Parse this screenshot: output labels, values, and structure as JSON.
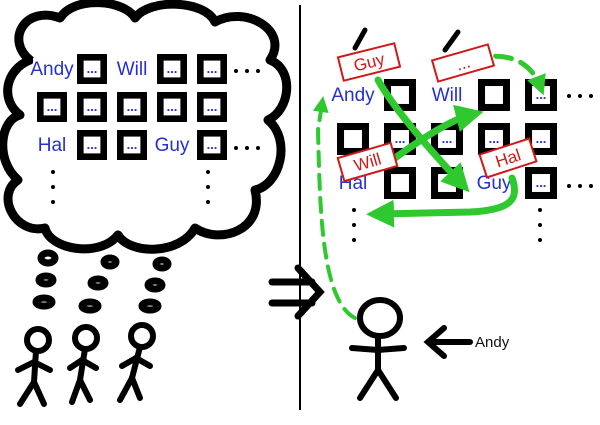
{
  "left_panel": {
    "cells": [
      {
        "row": 0,
        "col": 0,
        "text": "Andy",
        "style": "label"
      },
      {
        "row": 0,
        "col": 1,
        "text": "...",
        "style": "box"
      },
      {
        "row": 0,
        "col": 2,
        "text": "Will",
        "style": "label"
      },
      {
        "row": 0,
        "col": 3,
        "text": "...",
        "style": "box"
      },
      {
        "row": 0,
        "col": 4,
        "text": "...",
        "style": "box"
      },
      {
        "row": 1,
        "col": 0,
        "text": "...",
        "style": "box"
      },
      {
        "row": 1,
        "col": 1,
        "text": "...",
        "style": "box"
      },
      {
        "row": 1,
        "col": 2,
        "text": "...",
        "style": "box"
      },
      {
        "row": 1,
        "col": 3,
        "text": "...",
        "style": "box"
      },
      {
        "row": 1,
        "col": 4,
        "text": "...",
        "style": "box"
      },
      {
        "row": 2,
        "col": 0,
        "text": "Hal",
        "style": "label"
      },
      {
        "row": 2,
        "col": 1,
        "text": "...",
        "style": "box"
      },
      {
        "row": 2,
        "col": 2,
        "text": "...",
        "style": "box"
      },
      {
        "row": 2,
        "col": 3,
        "text": "Guy",
        "style": "label"
      },
      {
        "row": 2,
        "col": 4,
        "text": "...",
        "style": "box"
      }
    ]
  },
  "right_panel": {
    "cells": [
      {
        "row": 0,
        "col": 0,
        "text": "Andy",
        "style": "label"
      },
      {
        "row": 0,
        "col": 1,
        "text": "",
        "style": "box"
      },
      {
        "row": 0,
        "col": 2,
        "text": "Will",
        "style": "label"
      },
      {
        "row": 0,
        "col": 3,
        "text": "",
        "style": "box"
      },
      {
        "row": 0,
        "col": 4,
        "text": "...",
        "style": "box"
      },
      {
        "row": 1,
        "col": 0,
        "text": "",
        "style": "box"
      },
      {
        "row": 1,
        "col": 1,
        "text": "...",
        "style": "box"
      },
      {
        "row": 1,
        "col": 2,
        "text": "...",
        "style": "box"
      },
      {
        "row": 1,
        "col": 3,
        "text": "...",
        "style": "box"
      },
      {
        "row": 1,
        "col": 4,
        "text": "...",
        "style": "box"
      },
      {
        "row": 2,
        "col": 0,
        "text": "Hal",
        "style": "label"
      },
      {
        "row": 2,
        "col": 1,
        "text": "",
        "style": "box"
      },
      {
        "row": 2,
        "col": 2,
        "text": "",
        "style": "box"
      },
      {
        "row": 2,
        "col": 3,
        "text": "Guy",
        "style": "label"
      },
      {
        "row": 2,
        "col": 4,
        "text": "...",
        "style": "box"
      }
    ],
    "tags": [
      "Guy",
      "...",
      "Will",
      "Hal"
    ]
  },
  "caption": "Andy",
  "colors": {
    "ink": "#000000",
    "label_text": "#2430d0",
    "tag_border": "#d01818",
    "arrow": "#2fc92f"
  }
}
• • • • • • •
→ Task instructions
Restate each of the entries above word for word and skip every image.

→ Finished exercise
Parse this screenshot: output labels, values, and structure as JSON.
{
  "left_panel": {
    "cells": [
      {
        "row": 0,
        "col": 0,
        "text": "Andy",
        "style": "label"
      },
      {
        "row": 0,
        "col": 1,
        "text": "...",
        "style": "box"
      },
      {
        "row": 0,
        "col": 2,
        "text": "Will",
        "style": "label"
      },
      {
        "row": 0,
        "col": 3,
        "text": "...",
        "style": "box"
      },
      {
        "row": 0,
        "col": 4,
        "text": "...",
        "style": "box"
      },
      {
        "row": 1,
        "col": 0,
        "text": "...",
        "style": "box"
      },
      {
        "row": 1,
        "col": 1,
        "text": "...",
        "style": "box"
      },
      {
        "row": 1,
        "col": 2,
        "text": "...",
        "style": "box"
      },
      {
        "row": 1,
        "col": 3,
        "text": "...",
        "style": "box"
      },
      {
        "row": 1,
        "col": 4,
        "text": "...",
        "style": "box"
      },
      {
        "row": 2,
        "col": 0,
        "text": "Hal",
        "style": "label"
      },
      {
        "row": 2,
        "col": 1,
        "text": "...",
        "style": "box"
      },
      {
        "row": 2,
        "col": 2,
        "text": "...",
        "style": "box"
      },
      {
        "row": 2,
        "col": 3,
        "text": "Guy",
        "style": "label"
      },
      {
        "row": 2,
        "col": 4,
        "text": "...",
        "style": "box"
      }
    ]
  },
  "right_panel": {
    "cells": [
      {
        "row": 0,
        "col": 0,
        "text": "Andy",
        "style": "label"
      },
      {
        "row": 0,
        "col": 1,
        "text": "",
        "style": "box"
      },
      {
        "row": 0,
        "col": 2,
        "text": "Will",
        "style": "label"
      },
      {
        "row": 0,
        "col": 3,
        "text": "",
        "style": "box"
      },
      {
        "row": 0,
        "col": 4,
        "text": "...",
        "style": "box"
      },
      {
        "row": 1,
        "col": 0,
        "text": "",
        "style": "box"
      },
      {
        "row": 1,
        "col": 1,
        "text": "...",
        "style": "box"
      },
      {
        "row": 1,
        "col": 2,
        "text": "...",
        "style": "box"
      },
      {
        "row": 1,
        "col": 3,
        "text": "...",
        "style": "box"
      },
      {
        "row": 1,
        "col": 4,
        "text": "...",
        "style": "box"
      },
      {
        "row": 2,
        "col": 0,
        "text": "Hal",
        "style": "label"
      },
      {
        "row": 2,
        "col": 1,
        "text": "",
        "style": "box"
      },
      {
        "row": 2,
        "col": 2,
        "text": "",
        "style": "box"
      },
      {
        "row": 2,
        "col": 3,
        "text": "Guy",
        "style": "label"
      },
      {
        "row": 2,
        "col": 4,
        "text": "...",
        "style": "box"
      }
    ],
    "tags": [
      "Guy",
      "...",
      "Will",
      "Hal"
    ]
  },
  "caption": "Andy",
  "colors": {
    "ink": "#000000",
    "label_text": "#2430d0",
    "tag_border": "#d01818",
    "arrow": "#2fc92f"
  }
}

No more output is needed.